▸ What the task asks:
Copy every entry word for word, but skip the pictures.

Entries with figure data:
_ _ _ _ _ _ _
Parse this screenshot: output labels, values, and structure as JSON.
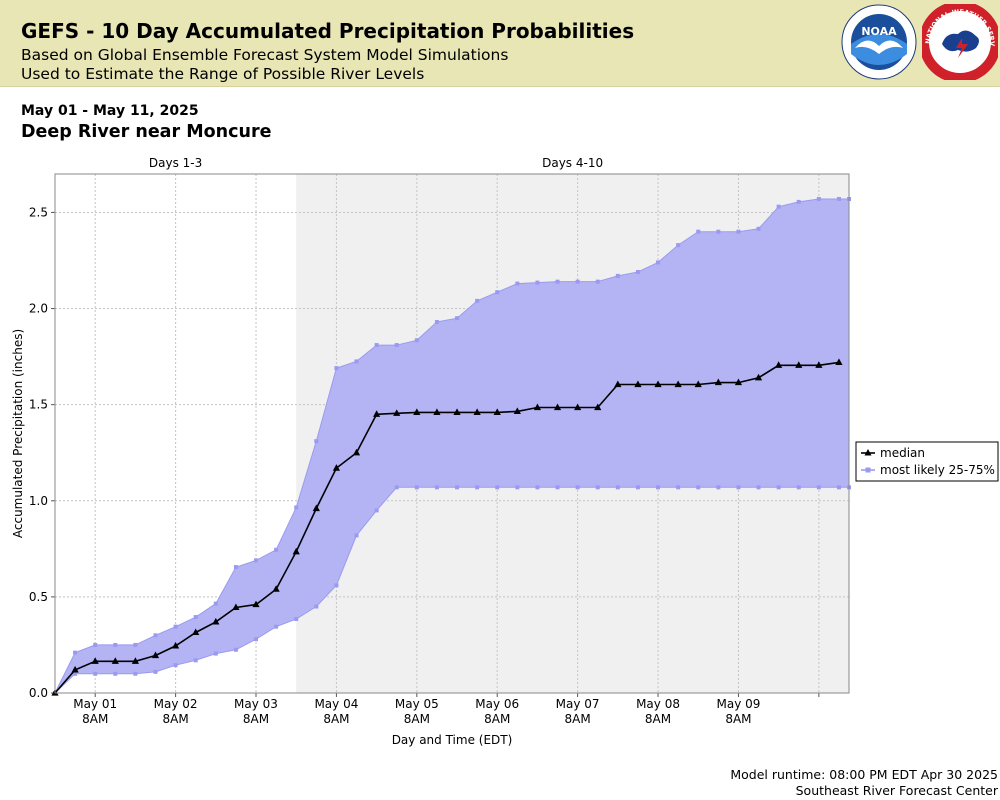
{
  "header": {
    "title": "GEFS - 10 Day Accumulated Precipitation Probabilities",
    "subtitle1": "Based on Global Ensemble Forecast System Model Simulations",
    "subtitle2": "Used to Estimate the Range of Possible River Levels",
    "noaa_logo_text": "NOAA",
    "nws_logo_text": "NATIONAL WEATHER SERVICE"
  },
  "date_range": "May 01 - May 11, 2025",
  "location": "Deep River near Moncure",
  "footer": {
    "runtime": "Model runtime: 08:00 PM EDT Apr 30 2025",
    "center": "Southeast River Forecast Center"
  },
  "colors": {
    "banner": "#e8e6b4",
    "band_fill": "#b4b4f5",
    "band_line": "#9a9af0",
    "median": "#000000",
    "shade": "#f0f0f0"
  },
  "chart_data": {
    "type": "line",
    "xlabel": "Day and Time (EDT)",
    "ylabel": "Accumulated Precipitation (inches)",
    "ylim": [
      0,
      2.7
    ],
    "yticks": [
      "0.0",
      "0.5",
      "1.0",
      "1.5",
      "2.0",
      "2.5"
    ],
    "grid": true,
    "legend_position": "right",
    "periods": [
      {
        "label": "Days 1-3",
        "start_hour": 0,
        "end_hour": 72,
        "shaded": false
      },
      {
        "label": "Days 4-10",
        "start_hour": 72,
        "end_hour": 237,
        "shaded": true
      }
    ],
    "x_axis_hours": [
      0,
      237
    ],
    "xtick_labels": [
      {
        "hour": 12,
        "line1": "May 01",
        "line2": "8AM"
      },
      {
        "hour": 36,
        "line1": "May 02",
        "line2": "8AM"
      },
      {
        "hour": 60,
        "line1": "May 03",
        "line2": "8AM"
      },
      {
        "hour": 84,
        "line1": "May 04",
        "line2": "8AM"
      },
      {
        "hour": 108,
        "line1": "May 05",
        "line2": "8AM"
      },
      {
        "hour": 132,
        "line1": "May 06",
        "line2": "8AM"
      },
      {
        "hour": 156,
        "line1": "May 07",
        "line2": "8AM"
      },
      {
        "hour": 180,
        "line1": "May 08",
        "line2": "8AM"
      },
      {
        "hour": 204,
        "line1": "May 09",
        "line2": "8AM"
      }
    ],
    "extra_tick_hours": [
      228
    ],
    "series": [
      {
        "name": "median",
        "x_hours": [
          0,
          6,
          12,
          18,
          24,
          30,
          36,
          42,
          48,
          54,
          60,
          66,
          72,
          78,
          84,
          90,
          96,
          102,
          108,
          114,
          120,
          126,
          132,
          138,
          144,
          150,
          156,
          162,
          168,
          174,
          180,
          186,
          192,
          198,
          204,
          210,
          216,
          222,
          228,
          234
        ],
        "values": [
          0.0,
          0.12,
          0.165,
          0.165,
          0.165,
          0.195,
          0.245,
          0.315,
          0.37,
          0.445,
          0.46,
          0.54,
          0.735,
          0.96,
          1.17,
          1.25,
          1.45,
          1.455,
          1.46,
          1.46,
          1.46,
          1.46,
          1.46,
          1.465,
          1.485,
          1.485,
          1.485,
          1.485,
          1.605,
          1.605,
          1.605,
          1.605,
          1.605,
          1.615,
          1.615,
          1.64,
          1.705,
          1.705,
          1.705,
          1.72
        ]
      },
      {
        "name": "most likely 25-75%",
        "x_hours": [
          0,
          6,
          12,
          18,
          24,
          30,
          36,
          42,
          48,
          54,
          60,
          66,
          72,
          78,
          84,
          90,
          96,
          102,
          108,
          114,
          120,
          126,
          132,
          138,
          144,
          150,
          156,
          162,
          168,
          174,
          180,
          186,
          192,
          198,
          204,
          210,
          216,
          222,
          228,
          234,
          237
        ],
        "upper": [
          0.0,
          0.21,
          0.25,
          0.25,
          0.25,
          0.3,
          0.345,
          0.395,
          0.465,
          0.655,
          0.69,
          0.745,
          0.965,
          1.31,
          1.69,
          1.725,
          1.81,
          1.81,
          1.835,
          1.93,
          1.95,
          2.04,
          2.085,
          2.13,
          2.135,
          2.14,
          2.14,
          2.14,
          2.17,
          2.19,
          2.24,
          2.33,
          2.4,
          2.4,
          2.4,
          2.415,
          2.53,
          2.555,
          2.57,
          2.57,
          2.57
        ],
        "lower": [
          0.0,
          0.1,
          0.1,
          0.1,
          0.1,
          0.11,
          0.145,
          0.17,
          0.205,
          0.225,
          0.28,
          0.345,
          0.385,
          0.45,
          0.56,
          0.82,
          0.95,
          1.07,
          1.07,
          1.07,
          1.07,
          1.07,
          1.07,
          1.07,
          1.07,
          1.07,
          1.07,
          1.07,
          1.07,
          1.07,
          1.07,
          1.07,
          1.07,
          1.07,
          1.07,
          1.07,
          1.07,
          1.07,
          1.07,
          1.07,
          1.07
        ]
      }
    ]
  }
}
_ _ _ _ _ _ _
▸ Final result:
Parse this screenshot: output labels, values, and structure as JSON.
{
  "header": {
    "title": "GEFS - 10 Day Accumulated Precipitation Probabilities",
    "subtitle1": "Based on Global Ensemble Forecast System Model Simulations",
    "subtitle2": "Used to Estimate the Range of Possible River Levels",
    "noaa_logo_text": "NOAA",
    "nws_logo_text": "NATIONAL WEATHER SERVICE"
  },
  "date_range": "May 01 - May 11, 2025",
  "location": "Deep River near Moncure",
  "footer": {
    "runtime": "Model runtime: 08:00 PM EDT Apr 30 2025",
    "center": "Southeast River Forecast Center"
  },
  "colors": {
    "banner": "#e8e6b4",
    "band_fill": "#b4b4f5",
    "band_line": "#9a9af0",
    "median": "#000000",
    "shade": "#f0f0f0"
  },
  "chart_data": {
    "type": "line",
    "xlabel": "Day and Time (EDT)",
    "ylabel": "Accumulated Precipitation (inches)",
    "ylim": [
      0,
      2.7
    ],
    "yticks": [
      "0.0",
      "0.5",
      "1.0",
      "1.5",
      "2.0",
      "2.5"
    ],
    "grid": true,
    "legend_position": "right",
    "periods": [
      {
        "label": "Days 1-3",
        "start_hour": 0,
        "end_hour": 72,
        "shaded": false
      },
      {
        "label": "Days 4-10",
        "start_hour": 72,
        "end_hour": 237,
        "shaded": true
      }
    ],
    "x_axis_hours": [
      0,
      237
    ],
    "xtick_labels": [
      {
        "hour": 12,
        "line1": "May 01",
        "line2": "8AM"
      },
      {
        "hour": 36,
        "line1": "May 02",
        "line2": "8AM"
      },
      {
        "hour": 60,
        "line1": "May 03",
        "line2": "8AM"
      },
      {
        "hour": 84,
        "line1": "May 04",
        "line2": "8AM"
      },
      {
        "hour": 108,
        "line1": "May 05",
        "line2": "8AM"
      },
      {
        "hour": 132,
        "line1": "May 06",
        "line2": "8AM"
      },
      {
        "hour": 156,
        "line1": "May 07",
        "line2": "8AM"
      },
      {
        "hour": 180,
        "line1": "May 08",
        "line2": "8AM"
      },
      {
        "hour": 204,
        "line1": "May 09",
        "line2": "8AM"
      }
    ],
    "extra_tick_hours": [
      228
    ],
    "series": [
      {
        "name": "median",
        "x_hours": [
          0,
          6,
          12,
          18,
          24,
          30,
          36,
          42,
          48,
          54,
          60,
          66,
          72,
          78,
          84,
          90,
          96,
          102,
          108,
          114,
          120,
          126,
          132,
          138,
          144,
          150,
          156,
          162,
          168,
          174,
          180,
          186,
          192,
          198,
          204,
          210,
          216,
          222,
          228,
          234
        ],
        "values": [
          0.0,
          0.12,
          0.165,
          0.165,
          0.165,
          0.195,
          0.245,
          0.315,
          0.37,
          0.445,
          0.46,
          0.54,
          0.735,
          0.96,
          1.17,
          1.25,
          1.45,
          1.455,
          1.46,
          1.46,
          1.46,
          1.46,
          1.46,
          1.465,
          1.485,
          1.485,
          1.485,
          1.485,
          1.605,
          1.605,
          1.605,
          1.605,
          1.605,
          1.615,
          1.615,
          1.64,
          1.705,
          1.705,
          1.705,
          1.72
        ]
      },
      {
        "name": "most likely 25-75%",
        "x_hours": [
          0,
          6,
          12,
          18,
          24,
          30,
          36,
          42,
          48,
          54,
          60,
          66,
          72,
          78,
          84,
          90,
          96,
          102,
          108,
          114,
          120,
          126,
          132,
          138,
          144,
          150,
          156,
          162,
          168,
          174,
          180,
          186,
          192,
          198,
          204,
          210,
          216,
          222,
          228,
          234,
          237
        ],
        "upper": [
          0.0,
          0.21,
          0.25,
          0.25,
          0.25,
          0.3,
          0.345,
          0.395,
          0.465,
          0.655,
          0.69,
          0.745,
          0.965,
          1.31,
          1.69,
          1.725,
          1.81,
          1.81,
          1.835,
          1.93,
          1.95,
          2.04,
          2.085,
          2.13,
          2.135,
          2.14,
          2.14,
          2.14,
          2.17,
          2.19,
          2.24,
          2.33,
          2.4,
          2.4,
          2.4,
          2.415,
          2.53,
          2.555,
          2.57,
          2.57,
          2.57
        ],
        "lower": [
          0.0,
          0.1,
          0.1,
          0.1,
          0.1,
          0.11,
          0.145,
          0.17,
          0.205,
          0.225,
          0.28,
          0.345,
          0.385,
          0.45,
          0.56,
          0.82,
          0.95,
          1.07,
          1.07,
          1.07,
          1.07,
          1.07,
          1.07,
          1.07,
          1.07,
          1.07,
          1.07,
          1.07,
          1.07,
          1.07,
          1.07,
          1.07,
          1.07,
          1.07,
          1.07,
          1.07,
          1.07,
          1.07,
          1.07,
          1.07,
          1.07
        ]
      }
    ]
  }
}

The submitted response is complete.